:: Dataset extract ::

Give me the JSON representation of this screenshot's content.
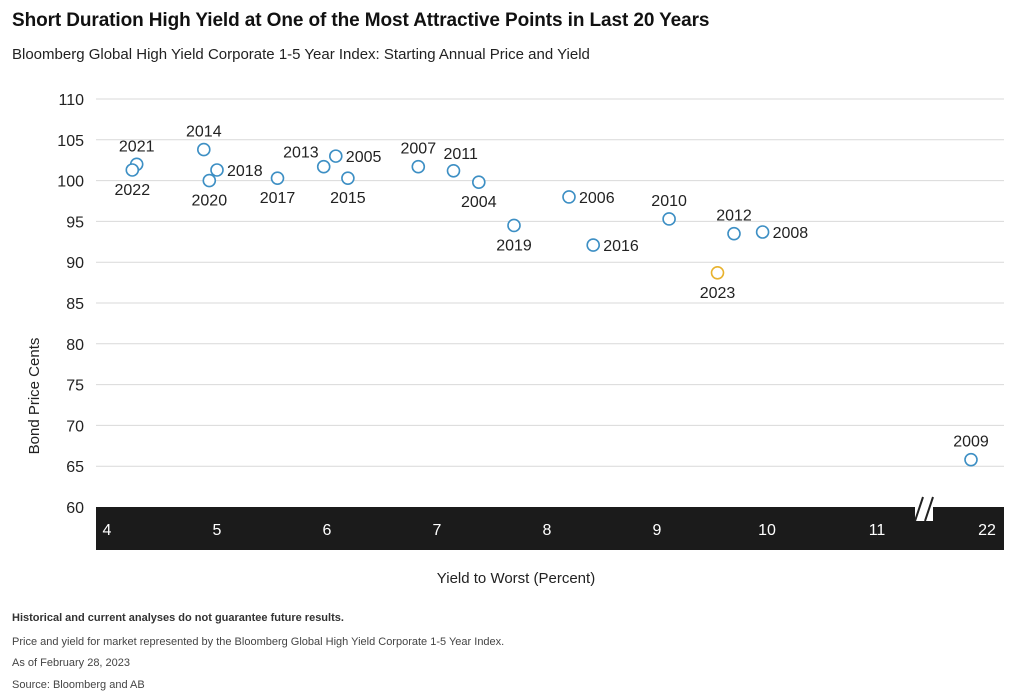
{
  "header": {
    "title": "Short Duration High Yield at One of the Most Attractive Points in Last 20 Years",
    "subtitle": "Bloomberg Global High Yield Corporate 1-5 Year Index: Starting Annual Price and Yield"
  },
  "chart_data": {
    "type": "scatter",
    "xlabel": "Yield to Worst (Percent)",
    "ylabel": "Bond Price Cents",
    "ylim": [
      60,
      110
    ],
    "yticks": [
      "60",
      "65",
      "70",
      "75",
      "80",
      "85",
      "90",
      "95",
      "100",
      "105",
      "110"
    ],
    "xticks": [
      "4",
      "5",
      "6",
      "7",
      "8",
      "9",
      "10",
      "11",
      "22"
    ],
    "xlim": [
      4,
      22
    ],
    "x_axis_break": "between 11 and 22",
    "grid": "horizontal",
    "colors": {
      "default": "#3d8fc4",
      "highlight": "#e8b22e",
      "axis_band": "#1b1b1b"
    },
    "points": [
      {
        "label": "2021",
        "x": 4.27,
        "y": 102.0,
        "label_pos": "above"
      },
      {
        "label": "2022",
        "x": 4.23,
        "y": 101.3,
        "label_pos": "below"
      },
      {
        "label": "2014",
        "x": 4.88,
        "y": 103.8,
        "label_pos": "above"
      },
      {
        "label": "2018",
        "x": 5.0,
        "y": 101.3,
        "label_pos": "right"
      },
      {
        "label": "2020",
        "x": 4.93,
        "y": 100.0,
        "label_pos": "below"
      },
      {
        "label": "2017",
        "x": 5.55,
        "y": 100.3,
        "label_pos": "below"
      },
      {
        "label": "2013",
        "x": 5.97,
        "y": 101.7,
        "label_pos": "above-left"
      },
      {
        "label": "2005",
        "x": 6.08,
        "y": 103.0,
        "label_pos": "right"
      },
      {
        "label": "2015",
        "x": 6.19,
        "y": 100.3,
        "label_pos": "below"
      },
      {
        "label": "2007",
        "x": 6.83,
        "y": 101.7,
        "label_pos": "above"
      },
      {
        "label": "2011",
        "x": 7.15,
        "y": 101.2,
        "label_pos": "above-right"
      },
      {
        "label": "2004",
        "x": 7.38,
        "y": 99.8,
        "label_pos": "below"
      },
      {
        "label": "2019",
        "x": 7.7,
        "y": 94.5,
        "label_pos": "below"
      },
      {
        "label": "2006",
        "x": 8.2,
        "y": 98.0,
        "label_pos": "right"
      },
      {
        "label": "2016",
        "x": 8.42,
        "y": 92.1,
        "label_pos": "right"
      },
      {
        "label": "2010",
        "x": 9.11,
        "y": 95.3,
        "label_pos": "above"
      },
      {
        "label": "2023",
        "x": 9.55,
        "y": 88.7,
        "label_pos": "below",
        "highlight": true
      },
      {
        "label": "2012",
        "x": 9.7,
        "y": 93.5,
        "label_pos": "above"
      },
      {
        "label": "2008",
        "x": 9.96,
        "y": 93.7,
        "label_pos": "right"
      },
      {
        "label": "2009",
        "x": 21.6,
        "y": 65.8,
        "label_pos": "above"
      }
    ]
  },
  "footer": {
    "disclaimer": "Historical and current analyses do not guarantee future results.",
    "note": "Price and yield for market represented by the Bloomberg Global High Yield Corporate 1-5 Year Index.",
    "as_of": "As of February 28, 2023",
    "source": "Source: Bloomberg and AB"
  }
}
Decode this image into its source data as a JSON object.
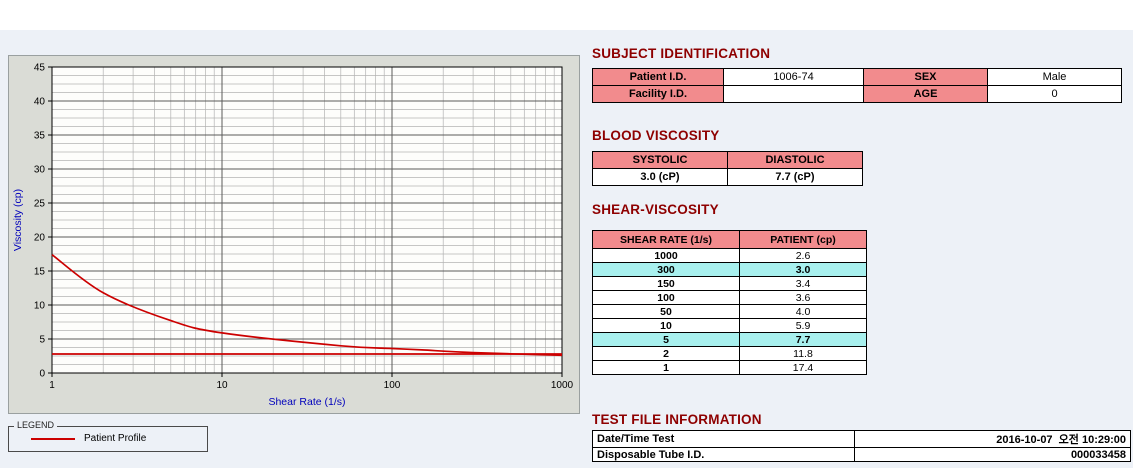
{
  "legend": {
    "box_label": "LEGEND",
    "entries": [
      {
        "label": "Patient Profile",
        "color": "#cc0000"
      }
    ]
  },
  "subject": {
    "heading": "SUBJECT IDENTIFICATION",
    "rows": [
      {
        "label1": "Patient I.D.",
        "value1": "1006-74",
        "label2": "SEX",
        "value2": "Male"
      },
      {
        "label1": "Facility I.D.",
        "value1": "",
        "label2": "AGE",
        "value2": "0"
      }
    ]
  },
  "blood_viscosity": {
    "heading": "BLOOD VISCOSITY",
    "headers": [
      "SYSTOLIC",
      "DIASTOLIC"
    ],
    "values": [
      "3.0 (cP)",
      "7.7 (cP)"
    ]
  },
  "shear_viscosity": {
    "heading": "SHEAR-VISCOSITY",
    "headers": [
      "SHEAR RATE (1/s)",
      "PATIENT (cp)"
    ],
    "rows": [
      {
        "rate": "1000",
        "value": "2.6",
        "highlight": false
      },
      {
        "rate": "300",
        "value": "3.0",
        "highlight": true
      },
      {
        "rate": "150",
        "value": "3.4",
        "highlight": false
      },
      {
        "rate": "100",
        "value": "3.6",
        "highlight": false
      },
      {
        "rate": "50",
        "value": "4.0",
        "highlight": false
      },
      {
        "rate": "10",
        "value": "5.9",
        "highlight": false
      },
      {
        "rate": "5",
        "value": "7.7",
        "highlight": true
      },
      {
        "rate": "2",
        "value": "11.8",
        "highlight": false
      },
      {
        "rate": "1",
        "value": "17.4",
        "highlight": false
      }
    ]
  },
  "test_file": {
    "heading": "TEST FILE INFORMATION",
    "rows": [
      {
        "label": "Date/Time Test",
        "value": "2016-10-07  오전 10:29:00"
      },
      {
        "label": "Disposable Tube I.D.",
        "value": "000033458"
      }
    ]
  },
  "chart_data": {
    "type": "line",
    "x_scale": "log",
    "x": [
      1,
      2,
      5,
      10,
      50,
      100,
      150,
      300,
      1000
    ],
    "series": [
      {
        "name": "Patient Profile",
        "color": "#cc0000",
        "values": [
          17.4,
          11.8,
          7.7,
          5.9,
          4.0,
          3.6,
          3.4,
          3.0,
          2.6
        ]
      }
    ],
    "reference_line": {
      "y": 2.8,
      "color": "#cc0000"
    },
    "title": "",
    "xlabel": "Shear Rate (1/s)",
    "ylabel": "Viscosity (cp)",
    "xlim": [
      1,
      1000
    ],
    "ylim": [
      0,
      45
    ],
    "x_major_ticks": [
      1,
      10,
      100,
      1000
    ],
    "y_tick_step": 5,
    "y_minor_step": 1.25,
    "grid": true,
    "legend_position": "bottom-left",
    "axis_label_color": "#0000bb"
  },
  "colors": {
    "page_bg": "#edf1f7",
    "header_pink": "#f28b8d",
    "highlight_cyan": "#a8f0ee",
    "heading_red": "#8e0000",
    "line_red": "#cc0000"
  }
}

:::

Give an exact copy of the material, leaving out every picture.

Give me the JSON representation of this screenshot's content.
{
  "header": {
    "title": "Short Duration High Yield at One of the Most Attractive Points in Last 20 Years",
    "subtitle": "Bloomberg Global High Yield Corporate 1-5 Year Index: Starting Annual Price and Yield"
  },
  "chart_data": {
    "type": "scatter",
    "xlabel": "Yield to Worst (Percent)",
    "ylabel": "Bond Price Cents",
    "ylim": [
      60,
      110
    ],
    "yticks": [
      "60",
      "65",
      "70",
      "75",
      "80",
      "85",
      "90",
      "95",
      "100",
      "105",
      "110"
    ],
    "xticks": [
      "4",
      "5",
      "6",
      "7",
      "8",
      "9",
      "10",
      "11",
      "22"
    ],
    "xlim": [
      4,
      22
    ],
    "x_axis_break": "between 11 and 22",
    "grid": "horizontal",
    "colors": {
      "default": "#3d8fc4",
      "highlight": "#e8b22e",
      "axis_band": "#1b1b1b"
    },
    "points": [
      {
        "label": "2021",
        "x": 4.27,
        "y": 102.0,
        "label_pos": "above"
      },
      {
        "label": "2022",
        "x": 4.23,
        "y": 101.3,
        "label_pos": "below"
      },
      {
        "label": "2014",
        "x": 4.88,
        "y": 103.8,
        "label_pos": "above"
      },
      {
        "label": "2018",
        "x": 5.0,
        "y": 101.3,
        "label_pos": "right"
      },
      {
        "label": "2020",
        "x": 4.93,
        "y": 100.0,
        "label_pos": "below"
      },
      {
        "label": "2017",
        "x": 5.55,
        "y": 100.3,
        "label_pos": "below"
      },
      {
        "label": "2013",
        "x": 5.97,
        "y": 101.7,
        "label_pos": "above-left"
      },
      {
        "label": "2005",
        "x": 6.08,
        "y": 103.0,
        "label_pos": "right"
      },
      {
        "label": "2015",
        "x": 6.19,
        "y": 100.3,
        "label_pos": "below"
      },
      {
        "label": "2007",
        "x": 6.83,
        "y": 101.7,
        "label_pos": "above"
      },
      {
        "label": "2011",
        "x": 7.15,
        "y": 101.2,
        "label_pos": "above-right"
      },
      {
        "label": "2004",
        "x": 7.38,
        "y": 99.8,
        "label_pos": "below"
      },
      {
        "label": "2019",
        "x": 7.7,
        "y": 94.5,
        "label_pos": "below"
      },
      {
        "label": "2006",
        "x": 8.2,
        "y": 98.0,
        "label_pos": "right"
      },
      {
        "label": "2016",
        "x": 8.42,
        "y": 92.1,
        "label_pos": "right"
      },
      {
        "label": "2010",
        "x": 9.11,
        "y": 95.3,
        "label_pos": "above"
      },
      {
        "label": "2023",
        "x": 9.55,
        "y": 88.7,
        "label_pos": "below",
        "highlight": true
      },
      {
        "label": "2012",
        "x": 9.7,
        "y": 93.5,
        "label_pos": "above"
      },
      {
        "label": "2008",
        "x": 9.96,
        "y": 93.7,
        "label_pos": "right"
      },
      {
        "label": "2009",
        "x": 21.6,
        "y": 65.8,
        "label_pos": "above"
      }
    ]
  },
  "footer": {
    "disclaimer": "Historical and current analyses do not guarantee future results.",
    "note": "Price and yield for market represented by the Bloomberg Global High Yield Corporate 1-5 Year Index.",
    "as_of": "As of February 28, 2023",
    "source": "Source: Bloomberg and AB"
  }
}
Decode this image into its source data as a JSON object.
{
  "legend": {
    "box_label": "LEGEND",
    "entries": [
      {
        "label": "Patient Profile",
        "color": "#cc0000"
      }
    ]
  },
  "subject": {
    "heading": "SUBJECT IDENTIFICATION",
    "rows": [
      {
        "label1": "Patient I.D.",
        "value1": "1006-74",
        "label2": "SEX",
        "value2": "Male"
      },
      {
        "label1": "Facility I.D.",
        "value1": "",
        "label2": "AGE",
        "value2": "0"
      }
    ]
  },
  "blood_viscosity": {
    "heading": "BLOOD VISCOSITY",
    "headers": [
      "SYSTOLIC",
      "DIASTOLIC"
    ],
    "values": [
      "3.0 (cP)",
      "7.7 (cP)"
    ]
  },
  "shear_viscosity": {
    "heading": "SHEAR-VISCOSITY",
    "headers": [
      "SHEAR RATE (1/s)",
      "PATIENT (cp)"
    ],
    "rows": [
      {
        "rate": "1000",
        "value": "2.6",
        "highlight": false
      },
      {
        "rate": "300",
        "value": "3.0",
        "highlight": true
      },
      {
        "rate": "150",
        "value": "3.4",
        "highlight": false
      },
      {
        "rate": "100",
        "value": "3.6",
        "highlight": false
      },
      {
        "rate": "50",
        "value": "4.0",
        "highlight": false
      },
      {
        "rate": "10",
        "value": "5.9",
        "highlight": false
      },
      {
        "rate": "5",
        "value": "7.7",
        "highlight": true
      },
      {
        "rate": "2",
        "value": "11.8",
        "highlight": false
      },
      {
        "rate": "1",
        "value": "17.4",
        "highlight": false
      }
    ]
  },
  "test_file": {
    "heading": "TEST FILE INFORMATION",
    "rows": [
      {
        "label": "Date/Time Test",
        "value": "2016-10-07  오전 10:29:00"
      },
      {
        "label": "Disposable Tube I.D.",
        "value": "000033458"
      }
    ]
  },
  "chart_data": {
    "type": "line",
    "x_scale": "log",
    "x": [
      1,
      2,
      5,
      10,
      50,
      100,
      150,
      300,
      1000
    ],
    "series": [
      {
        "name": "Patient Profile",
        "color": "#cc0000",
        "values": [
          17.4,
          11.8,
          7.7,
          5.9,
          4.0,
          3.6,
          3.4,
          3.0,
          2.6
        ]
      }
    ],
    "reference_line": {
      "y": 2.8,
      "color": "#cc0000"
    },
    "title": "",
    "xlabel": "Shear Rate (1/s)",
    "ylabel": "Viscosity (cp)",
    "xlim": [
      1,
      1000
    ],
    "ylim": [
      0,
      45
    ],
    "x_major_ticks": [
      1,
      10,
      100,
      1000
    ],
    "y_tick_step": 5,
    "y_minor_step": 1.25,
    "grid": true,
    "legend_position": "bottom-left",
    "axis_label_color": "#0000bb"
  },
  "colors": {
    "page_bg": "#edf1f7",
    "header_pink": "#f28b8d",
    "highlight_cyan": "#a8f0ee",
    "heading_red": "#8e0000",
    "line_red": "#cc0000"
  }
}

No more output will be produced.